* [AIM] Rewrite the items below with every instance of "bar-value-label" changed to "data-value-label", keeping all other text unchanged. Omit the pictures from your output.

* [INPUT FOR THIS TASK]

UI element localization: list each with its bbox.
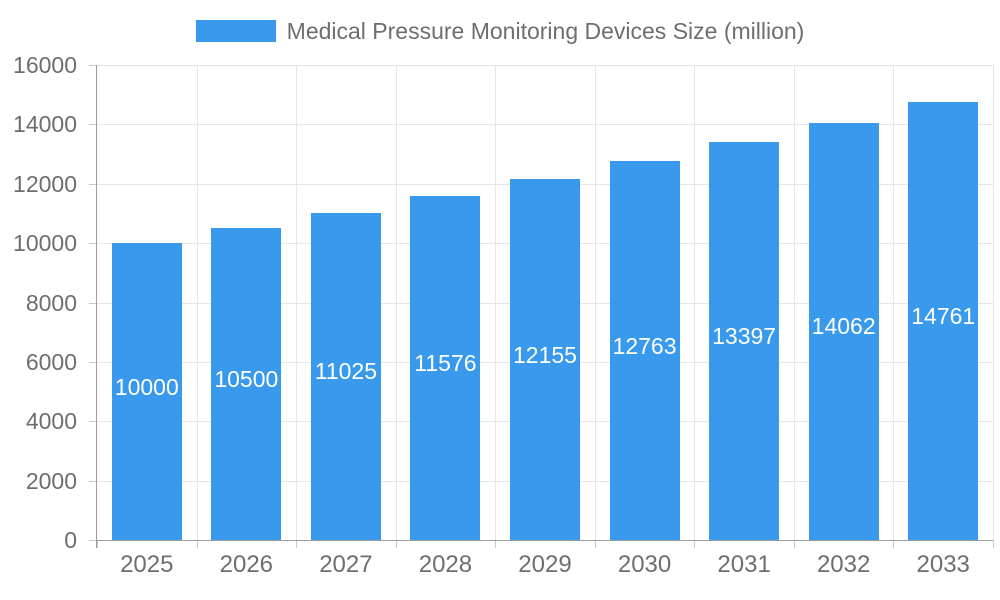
y-axis-tick-label: 8000 <box>25 289 77 316</box>
bar-value-label: 12155 <box>513 341 577 368</box>
y-axis-tick-label: 2000 <box>25 467 77 494</box>
x-axis-tick <box>793 540 795 548</box>
y-axis-tick <box>89 480 97 482</box>
bar-value-label: 11576 <box>414 350 477 377</box>
bar-2026[interactable]: 10500 <box>211 228 282 540</box>
x-axis-tick <box>893 540 895 548</box>
y-axis-line <box>96 65 97 548</box>
y-axis-tick <box>89 124 97 126</box>
bar-2031[interactable]: 13397 <box>709 142 780 540</box>
bar-2027[interactable]: 11025 <box>310 212 381 540</box>
x-gridline <box>594 65 596 540</box>
x-axis-tick <box>196 540 198 548</box>
x-axis-tick <box>594 540 596 548</box>
bar-2029[interactable]: 12155 <box>510 179 580 540</box>
y-axis-tick <box>89 65 97 66</box>
x-axis-category-label: 2026 <box>219 551 274 578</box>
bar-value-label: 12763 <box>612 332 677 359</box>
bar-2025[interactable]: 10000 <box>111 243 182 540</box>
y-axis-tick-label: 12000 <box>13 170 77 197</box>
x-gridline <box>793 65 795 540</box>
y-axis-tick <box>89 183 97 185</box>
y-gridline <box>97 65 993 66</box>
y-axis-tick-label: 14000 <box>13 111 77 138</box>
bar-value-label: 10500 <box>214 366 279 393</box>
x-axis-tick <box>495 540 497 548</box>
bar-value-label: 11025 <box>314 358 377 385</box>
y-axis-tick <box>89 302 97 304</box>
bar-2028[interactable]: 11576 <box>410 196 481 540</box>
x-axis-tick <box>694 540 696 548</box>
x-gridline <box>495 65 497 540</box>
x-axis-tick <box>395 540 397 548</box>
x-axis-tick <box>296 540 298 548</box>
x-axis-category-label: 2030 <box>617 551 672 578</box>
x-axis-category-label: 2033 <box>916 551 970 578</box>
y-axis-tick <box>89 421 97 423</box>
bar-value-label: 10000 <box>114 373 179 400</box>
y-gridline <box>97 124 993 126</box>
x-axis-line <box>97 540 993 541</box>
y-axis-tick <box>89 540 97 541</box>
bar-2033[interactable]: 14761 <box>908 101 979 540</box>
legend-label: Medical Pressure Monitoring Devices Size… <box>286 18 805 44</box>
y-axis-tick-label: 6000 <box>25 348 77 375</box>
x-axis-category-label: 2029 <box>518 551 572 578</box>
y-axis-tick-label: 4000 <box>25 408 77 435</box>
x-gridline <box>694 65 696 540</box>
x-gridline <box>395 65 397 540</box>
x-gridline <box>893 65 895 540</box>
legend-swatch-icon <box>195 20 276 42</box>
bar-value-label: 14062 <box>811 313 876 340</box>
x-axis-category-label: 2032 <box>816 551 871 578</box>
y-axis-tick-label: 16000 <box>13 52 77 78</box>
bar-value-label: 14761 <box>911 302 976 329</box>
x-gridline <box>993 65 994 540</box>
y-axis-tick-label: 0 <box>64 527 77 553</box>
bar-2030[interactable]: 12763 <box>609 161 680 540</box>
bar-value-label: 13397 <box>712 323 777 350</box>
x-axis-category-label: 2025 <box>120 551 174 578</box>
y-axis-tick <box>89 243 97 245</box>
x-axis-tick <box>97 540 98 548</box>
x-gridline <box>196 65 198 540</box>
x-axis-category-label: 2028 <box>418 551 473 578</box>
y-axis-tick-label: 10000 <box>13 230 77 257</box>
plot-area: 0 2000 4000 6000 8000 10000 12000 14000 16000 100… <box>13 53 994 577</box>
x-gridline <box>296 65 298 540</box>
y-axis-tick <box>89 361 97 363</box>
x-axis-category-label: 2031 <box>717 551 771 578</box>
x-axis-category-label: 2027 <box>319 551 373 578</box>
bar-2032[interactable]: 14062 <box>808 122 879 540</box>
x-axis-tick <box>993 540 994 548</box>
chart-legend[interactable]: Medical Pressure Monitoring Devices Size… <box>0 18 1000 44</box>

* [REPLY]
UI element localization: list each with its bbox.
y-axis-tick-label: 8000 <box>25 289 77 316</box>
data-value-label: 12155 <box>513 341 577 368</box>
y-axis-tick-label: 2000 <box>25 467 77 494</box>
x-axis-tick <box>793 540 795 548</box>
y-axis-tick <box>89 480 97 482</box>
data-value-label: 11576 <box>414 350 477 377</box>
bar-2026[interactable]: 10500 <box>211 228 282 540</box>
x-axis-tick <box>893 540 895 548</box>
y-axis-line <box>96 65 97 548</box>
y-axis-tick <box>89 124 97 126</box>
bar-2031[interactable]: 13397 <box>709 142 780 540</box>
bar-2027[interactable]: 11025 <box>310 212 381 540</box>
x-gridline <box>594 65 596 540</box>
x-axis-tick <box>196 540 198 548</box>
x-axis-tick <box>594 540 596 548</box>
bar-2029[interactable]: 12155 <box>510 179 580 540</box>
y-axis-tick <box>89 65 97 66</box>
x-axis-category-label: 2026 <box>219 551 274 578</box>
data-value-label: 12763 <box>612 332 677 359</box>
bar-2025[interactable]: 10000 <box>111 243 182 540</box>
y-axis-tick-label: 12000 <box>13 170 77 197</box>
x-gridline <box>793 65 795 540</box>
y-axis-tick <box>89 183 97 185</box>
y-gridline <box>97 65 993 66</box>
y-axis-tick-label: 14000 <box>13 111 77 138</box>
data-value-label: 10500 <box>214 366 279 393</box>
x-axis-tick <box>495 540 497 548</box>
data-value-label: 11025 <box>314 358 377 385</box>
y-axis-tick <box>89 302 97 304</box>
bar-2028[interactable]: 11576 <box>410 196 481 540</box>
x-axis-tick <box>694 540 696 548</box>
x-gridline <box>495 65 497 540</box>
x-axis-tick <box>395 540 397 548</box>
x-axis-tick <box>296 540 298 548</box>
x-axis-category-label: 2030 <box>617 551 672 578</box>
x-axis-category-label: 2033 <box>916 551 970 578</box>
y-axis-tick <box>89 421 97 423</box>
data-value-label: 10000 <box>114 373 179 400</box>
y-gridline <box>97 124 993 126</box>
x-axis-line <box>97 540 993 541</box>
y-axis-tick <box>89 540 97 541</box>
bar-2033[interactable]: 14761 <box>908 101 979 540</box>
legend-label: Medical Pressure Monitoring Devices Size… <box>286 18 805 44</box>
y-axis-tick-label: 6000 <box>25 348 77 375</box>
x-axis-category-label: 2029 <box>518 551 572 578</box>
y-axis-tick-label: 4000 <box>25 408 77 435</box>
x-gridline <box>694 65 696 540</box>
x-gridline <box>395 65 397 540</box>
x-gridline <box>893 65 895 540</box>
legend-swatch-icon <box>195 20 276 42</box>
data-value-label: 14062 <box>811 313 876 340</box>
x-axis-category-label: 2032 <box>816 551 871 578</box>
y-axis-tick-label: 16000 <box>13 52 77 78</box>
data-value-label: 14761 <box>911 302 976 329</box>
x-gridline <box>993 65 994 540</box>
y-axis-tick-label: 0 <box>64 527 77 553</box>
bar-2030[interactable]: 12763 <box>609 161 680 540</box>
data-value-label: 13397 <box>712 323 777 350</box>
x-axis-category-label: 2025 <box>120 551 174 578</box>
y-axis-tick <box>89 243 97 245</box>
x-axis-tick <box>97 540 98 548</box>
x-gridline <box>196 65 198 540</box>
x-axis-category-label: 2028 <box>418 551 473 578</box>
y-axis-tick-label: 10000 <box>13 230 77 257</box>
plot-area: 0 2000 4000 6000 8000 10000 12000 14000 16000 100… <box>13 53 994 577</box>
x-gridline <box>296 65 298 540</box>
y-axis-tick <box>89 361 97 363</box>
x-axis-category-label: 2031 <box>717 551 771 578</box>
x-axis-category-label: 2027 <box>319 551 373 578</box>
bar-2032[interactable]: 14062 <box>808 122 879 540</box>
x-axis-tick <box>993 540 994 548</box>
chart-legend[interactable]: Medical Pressure Monitoring Devices Size… <box>0 18 1000 44</box>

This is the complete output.